>>>

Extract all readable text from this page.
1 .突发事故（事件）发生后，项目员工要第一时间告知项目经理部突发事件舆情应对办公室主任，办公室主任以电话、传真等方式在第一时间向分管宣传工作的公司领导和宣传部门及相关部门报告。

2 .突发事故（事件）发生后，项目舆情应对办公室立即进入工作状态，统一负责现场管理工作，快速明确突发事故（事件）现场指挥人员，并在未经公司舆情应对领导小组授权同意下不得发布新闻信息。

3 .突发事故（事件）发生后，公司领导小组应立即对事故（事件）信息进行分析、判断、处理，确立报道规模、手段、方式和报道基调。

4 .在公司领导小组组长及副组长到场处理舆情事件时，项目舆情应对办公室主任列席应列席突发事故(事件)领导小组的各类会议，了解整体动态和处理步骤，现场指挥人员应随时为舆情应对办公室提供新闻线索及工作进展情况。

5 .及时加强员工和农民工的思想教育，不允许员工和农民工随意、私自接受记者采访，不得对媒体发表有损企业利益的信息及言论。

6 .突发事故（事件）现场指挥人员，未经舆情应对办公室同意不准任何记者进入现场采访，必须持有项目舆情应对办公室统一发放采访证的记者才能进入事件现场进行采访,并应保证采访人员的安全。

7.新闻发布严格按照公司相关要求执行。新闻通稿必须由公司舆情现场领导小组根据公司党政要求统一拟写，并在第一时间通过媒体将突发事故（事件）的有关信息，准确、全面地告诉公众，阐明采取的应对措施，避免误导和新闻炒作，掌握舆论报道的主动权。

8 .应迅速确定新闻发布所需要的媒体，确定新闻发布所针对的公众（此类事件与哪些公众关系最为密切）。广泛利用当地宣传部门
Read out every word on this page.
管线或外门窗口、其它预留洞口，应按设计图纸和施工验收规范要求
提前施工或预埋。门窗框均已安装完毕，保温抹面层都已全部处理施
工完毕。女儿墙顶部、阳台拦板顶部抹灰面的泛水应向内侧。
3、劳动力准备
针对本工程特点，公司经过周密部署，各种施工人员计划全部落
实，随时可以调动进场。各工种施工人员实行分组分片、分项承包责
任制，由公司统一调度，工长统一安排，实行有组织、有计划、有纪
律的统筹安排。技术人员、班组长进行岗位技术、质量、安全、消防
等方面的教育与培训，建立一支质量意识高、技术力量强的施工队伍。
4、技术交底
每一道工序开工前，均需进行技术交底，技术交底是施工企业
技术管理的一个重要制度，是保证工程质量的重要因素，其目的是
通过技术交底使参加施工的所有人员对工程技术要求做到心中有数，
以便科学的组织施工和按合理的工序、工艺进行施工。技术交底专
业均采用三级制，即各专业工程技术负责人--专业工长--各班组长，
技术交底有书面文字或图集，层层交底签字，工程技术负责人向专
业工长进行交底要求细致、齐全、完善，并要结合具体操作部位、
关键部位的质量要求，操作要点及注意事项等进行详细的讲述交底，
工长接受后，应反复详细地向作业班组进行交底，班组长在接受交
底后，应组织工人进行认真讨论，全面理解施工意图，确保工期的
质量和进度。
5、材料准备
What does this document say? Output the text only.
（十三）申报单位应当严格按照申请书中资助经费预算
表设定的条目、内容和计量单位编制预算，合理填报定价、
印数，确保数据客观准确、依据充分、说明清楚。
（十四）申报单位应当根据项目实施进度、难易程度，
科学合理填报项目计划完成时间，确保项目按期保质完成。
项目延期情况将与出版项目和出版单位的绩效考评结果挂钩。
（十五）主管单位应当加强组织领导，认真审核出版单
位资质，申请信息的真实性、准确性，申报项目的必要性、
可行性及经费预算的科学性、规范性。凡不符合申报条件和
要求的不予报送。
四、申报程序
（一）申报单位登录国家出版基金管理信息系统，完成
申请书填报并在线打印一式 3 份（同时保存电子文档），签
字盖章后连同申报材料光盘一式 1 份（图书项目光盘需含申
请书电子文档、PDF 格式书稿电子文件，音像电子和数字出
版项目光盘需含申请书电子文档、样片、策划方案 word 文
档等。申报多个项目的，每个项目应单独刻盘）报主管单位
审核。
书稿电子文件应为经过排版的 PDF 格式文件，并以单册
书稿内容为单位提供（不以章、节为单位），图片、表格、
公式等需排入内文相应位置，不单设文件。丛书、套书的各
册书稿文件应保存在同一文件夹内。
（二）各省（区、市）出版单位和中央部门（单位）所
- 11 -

<<<

**Problem:**
From the records above, extract every entry verbatim.

**Solution for this problem:**
Extract all readable text from this page.
1 .突发事故（事件）发生后，项目员工要第一时间告知项目经理部突发事件舆情应对办公室主任，办公室主任以电话、传真等方式在第一时间向分管宣传工作的公司领导和宣传部门及相关部门报告。

2 .突发事故（事件）发生后，项目舆情应对办公室立即进入工作状态，统一负责现场管理工作，快速明确突发事故（事件）现场指挥人员，并在未经公司舆情应对领导小组授权同意下不得发布新闻信息。

3 .突发事故（事件）发生后，公司领导小组应立即对事故（事件）信息进行分析、判断、处理，确立报道规模、手段、方式和报道基调。

4 .在公司领导小组组长及副组长到场处理舆情事件时，项目舆情应对办公室主任列席应列席突发事故(事件)领导小组的各类会议，了解整体动态和处理步骤，现场指挥人员应随时为舆情应对办公室提供新闻线索及工作进展情况。

5 .及时加强员工和农民工的思想教育，不允许员工和农民工随意、私自接受记者采访，不得对媒体发表有损企业利益的信息及言论。

6 .突发事故（事件）现场指挥人员，未经舆情应对办公室同意不准任何记者进入现场采访，必须持有项目舆情应对办公室统一发放采访证的记者才能进入事件现场进行采访,并应保证采访人员的安全。

7.新闻发布严格按照公司相关要求执行。新闻通稿必须由公司舆情现场领导小组根据公司党政要求统一拟写，并在第一时间通过媒体将突发事故（事件）的有关信息，准确、全面地告诉公众，阐明采取的应对措施，避免误导和新闻炒作，掌握舆论报道的主动权。

8 .应迅速确定新闻发布所需要的媒体，确定新闻发布所针对的公众（此类事件与哪些公众关系最为密切）。广泛利用当地宣传部门
Read out every word on this page.
管线或外门窗口、其它预留洞口，应按设计图纸和施工验收规范要求
提前施工或预埋。门窗框均已安装完毕，保温抹面层都已全部处理施
工完毕。女儿墙顶部、阳台拦板顶部抹灰面的泛水应向内侧。
3、劳动力准备
针对本工程特点，公司经过周密部署，各种施工人员计划全部落
实，随时可以调动进场。各工种施工人员实行分组分片、分项承包责
任制，由公司统一调度，工长统一安排，实行有组织、有计划、有纪
律的统筹安排。技术人员、班组长进行岗位技术、质量、安全、消防
等方面的教育与培训，建立一支质量意识高、技术力量强的施工队伍。
4、技术交底
每一道工序开工前，均需进行技术交底，技术交底是施工企业
技术管理的一个重要制度，是保证工程质量的重要因素，其目的是
通过技术交底使参加施工的所有人员对工程技术要求做到心中有数，
以便科学的组织施工和按合理的工序、工艺进行施工。技术交底专
业均采用三级制，即各专业工程技术负责人--专业工长--各班组长，
技术交底有书面文字或图集，层层交底签字，工程技术负责人向专
业工长进行交底要求细致、齐全、完善，并要结合具体操作部位、
关键部位的质量要求，操作要点及注意事项等进行详细的讲述交底，
工长接受后，应反复详细地向作业班组进行交底，班组长在接受交
底后，应组织工人进行认真讨论，全面理解施工意图，确保工期的
质量和进度。
5、材料准备
What does this document say? Output the text only.
（十三）申报单位应当严格按照申请书中资助经费预算
表设定的条目、内容和计量单位编制预算，合理填报定价、
印数，确保数据客观准确、依据充分、说明清楚。
（十四）申报单位应当根据项目实施进度、难易程度，
科学合理填报项目计划完成时间，确保项目按期保质完成。
项目延期情况将与出版项目和出版单位的绩效考评结果挂钩。
（十五）主管单位应当加强组织领导，认真审核出版单
位资质，申请信息的真实性、准确性，申报项目的必要性、
可行性及经费预算的科学性、规范性。凡不符合申报条件和
要求的不予报送。
四、申报程序
（一）申报单位登录国家出版基金管理信息系统，完成
申请书填报并在线打印一式 3 份（同时保存电子文档），签
字盖章后连同申报材料光盘一式 1 份（图书项目光盘需含申
请书电子文档、PDF 格式书稿电子文件，音像电子和数字出
版项目光盘需含申请书电子文档、样片、策划方案 word 文
档等。申报多个项目的，每个项目应单独刻盘）报主管单位
审核。
书稿电子文件应为经过排版的 PDF 格式文件，并以单册
书稿内容为单位提供（不以章、节为单位），图片、表格、
公式等需排入内文相应位置，不单设文件。丛书、套书的各
册书稿文件应保存在同一文件夹内。
（二）各省（区、市）出版单位和中央部门（单位）所
- 11 -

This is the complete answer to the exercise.